## Dataset records
———
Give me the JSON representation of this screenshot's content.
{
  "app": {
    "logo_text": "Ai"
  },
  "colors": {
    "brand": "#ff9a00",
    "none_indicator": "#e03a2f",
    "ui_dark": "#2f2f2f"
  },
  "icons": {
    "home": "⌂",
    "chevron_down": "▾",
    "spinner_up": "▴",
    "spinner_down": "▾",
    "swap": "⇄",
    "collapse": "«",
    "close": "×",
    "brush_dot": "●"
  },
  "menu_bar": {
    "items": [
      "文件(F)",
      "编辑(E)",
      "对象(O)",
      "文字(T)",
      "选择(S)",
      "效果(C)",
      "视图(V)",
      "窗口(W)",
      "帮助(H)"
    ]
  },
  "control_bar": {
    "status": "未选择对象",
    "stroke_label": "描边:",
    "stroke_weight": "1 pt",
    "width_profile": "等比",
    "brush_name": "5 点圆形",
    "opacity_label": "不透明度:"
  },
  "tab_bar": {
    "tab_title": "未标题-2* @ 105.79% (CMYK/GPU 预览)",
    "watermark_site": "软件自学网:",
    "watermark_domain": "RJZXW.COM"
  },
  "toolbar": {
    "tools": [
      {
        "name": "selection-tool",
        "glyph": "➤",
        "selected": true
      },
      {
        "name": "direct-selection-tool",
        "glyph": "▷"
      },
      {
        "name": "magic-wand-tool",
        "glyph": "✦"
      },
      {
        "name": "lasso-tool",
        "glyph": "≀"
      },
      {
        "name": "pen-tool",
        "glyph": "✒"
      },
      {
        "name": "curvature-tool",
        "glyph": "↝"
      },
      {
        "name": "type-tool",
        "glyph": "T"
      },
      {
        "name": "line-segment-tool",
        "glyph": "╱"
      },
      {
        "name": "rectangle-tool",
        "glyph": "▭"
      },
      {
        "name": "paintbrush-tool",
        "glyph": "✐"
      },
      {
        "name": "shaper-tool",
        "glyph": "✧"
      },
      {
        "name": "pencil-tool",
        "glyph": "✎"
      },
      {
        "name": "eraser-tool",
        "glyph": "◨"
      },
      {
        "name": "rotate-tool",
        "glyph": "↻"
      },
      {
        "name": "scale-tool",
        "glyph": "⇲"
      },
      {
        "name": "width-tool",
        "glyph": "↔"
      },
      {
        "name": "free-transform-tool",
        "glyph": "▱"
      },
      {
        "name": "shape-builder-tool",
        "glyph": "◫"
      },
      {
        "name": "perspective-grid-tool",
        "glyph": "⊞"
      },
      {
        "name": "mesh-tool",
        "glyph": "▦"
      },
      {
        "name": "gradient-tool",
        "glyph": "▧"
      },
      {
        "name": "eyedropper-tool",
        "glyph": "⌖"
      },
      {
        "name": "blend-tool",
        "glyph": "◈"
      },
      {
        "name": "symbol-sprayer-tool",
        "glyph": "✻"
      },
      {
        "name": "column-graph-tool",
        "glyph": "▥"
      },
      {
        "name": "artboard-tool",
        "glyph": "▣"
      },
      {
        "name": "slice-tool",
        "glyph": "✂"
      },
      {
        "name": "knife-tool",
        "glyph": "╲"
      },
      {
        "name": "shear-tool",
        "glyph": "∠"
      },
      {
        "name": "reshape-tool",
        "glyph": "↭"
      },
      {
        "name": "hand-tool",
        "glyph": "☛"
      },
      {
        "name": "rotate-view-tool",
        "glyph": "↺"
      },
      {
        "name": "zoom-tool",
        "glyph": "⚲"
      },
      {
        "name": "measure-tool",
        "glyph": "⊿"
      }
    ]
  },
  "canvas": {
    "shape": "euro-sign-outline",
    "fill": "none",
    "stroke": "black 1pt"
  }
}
———
## WORK TO COMPLETE
Give the records above again, word for word.

## SOLUTION TO THIS PROBLEM
Give me the JSON representation of this screenshot's content.
{
  "app": {
    "logo_text": "Ai"
  },
  "colors": {
    "brand": "#ff9a00",
    "none_indicator": "#e03a2f",
    "ui_dark": "#2f2f2f"
  },
  "icons": {
    "home": "⌂",
    "chevron_down": "▾",
    "spinner_up": "▴",
    "spinner_down": "▾",
    "swap": "⇄",
    "collapse": "«",
    "close": "×",
    "brush_dot": "●"
  },
  "menu_bar": {
    "items": [
      "文件(F)",
      "编辑(E)",
      "对象(O)",
      "文字(T)",
      "选择(S)",
      "效果(C)",
      "视图(V)",
      "窗口(W)",
      "帮助(H)"
    ]
  },
  "control_bar": {
    "status": "未选择对象",
    "stroke_label": "描边:",
    "stroke_weight": "1 pt",
    "width_profile": "等比",
    "brush_name": "5 点圆形",
    "opacity_label": "不透明度:"
  },
  "tab_bar": {
    "tab_title": "未标题-2* @ 105.79% (CMYK/GPU 预览)",
    "watermark_site": "软件自学网:",
    "watermark_domain": "RJZXW.COM"
  },
  "toolbar": {
    "tools": [
      {
        "name": "selection-tool",
        "glyph": "➤",
        "selected": true
      },
      {
        "name": "direct-selection-tool",
        "glyph": "▷"
      },
      {
        "name": "magic-wand-tool",
        "glyph": "✦"
      },
      {
        "name": "lasso-tool",
        "glyph": "≀"
      },
      {
        "name": "pen-tool",
        "glyph": "✒"
      },
      {
        "name": "curvature-tool",
        "glyph": "↝"
      },
      {
        "name": "type-tool",
        "glyph": "T"
      },
      {
        "name": "line-segment-tool",
        "glyph": "╱"
      },
      {
        "name": "rectangle-tool",
        "glyph": "▭"
      },
      {
        "name": "paintbrush-tool",
        "glyph": "✐"
      },
      {
        "name": "shaper-tool",
        "glyph": "✧"
      },
      {
        "name": "pencil-tool",
        "glyph": "✎"
      },
      {
        "name": "eraser-tool",
        "glyph": "◨"
      },
      {
        "name": "rotate-tool",
        "glyph": "↻"
      },
      {
        "name": "scale-tool",
        "glyph": "⇲"
      },
      {
        "name": "width-tool",
        "glyph": "↔"
      },
      {
        "name": "free-transform-tool",
        "glyph": "▱"
      },
      {
        "name": "shape-builder-tool",
        "glyph": "◫"
      },
      {
        "name": "perspective-grid-tool",
        "glyph": "⊞"
      },
      {
        "name": "mesh-tool",
        "glyph": "▦"
      },
      {
        "name": "gradient-tool",
        "glyph": "▧"
      },
      {
        "name": "eyedropper-tool",
        "glyph": "⌖"
      },
      {
        "name": "blend-tool",
        "glyph": "◈"
      },
      {
        "name": "symbol-sprayer-tool",
        "glyph": "✻"
      },
      {
        "name": "column-graph-tool",
        "glyph": "▥"
      },
      {
        "name": "artboard-tool",
        "glyph": "▣"
      },
      {
        "name": "slice-tool",
        "glyph": "✂"
      },
      {
        "name": "knife-tool",
        "glyph": "╲"
      },
      {
        "name": "shear-tool",
        "glyph": "∠"
      },
      {
        "name": "reshape-tool",
        "glyph": "↭"
      },
      {
        "name": "hand-tool",
        "glyph": "☛"
      },
      {
        "name": "rotate-view-tool",
        "glyph": "↺"
      },
      {
        "name": "zoom-tool",
        "glyph": "⚲"
      },
      {
        "name": "measure-tool",
        "glyph": "⊿"
      }
    ]
  },
  "canvas": {
    "shape": "euro-sign-outline",
    "fill": "none",
    "stroke": "black 1pt"
  }
}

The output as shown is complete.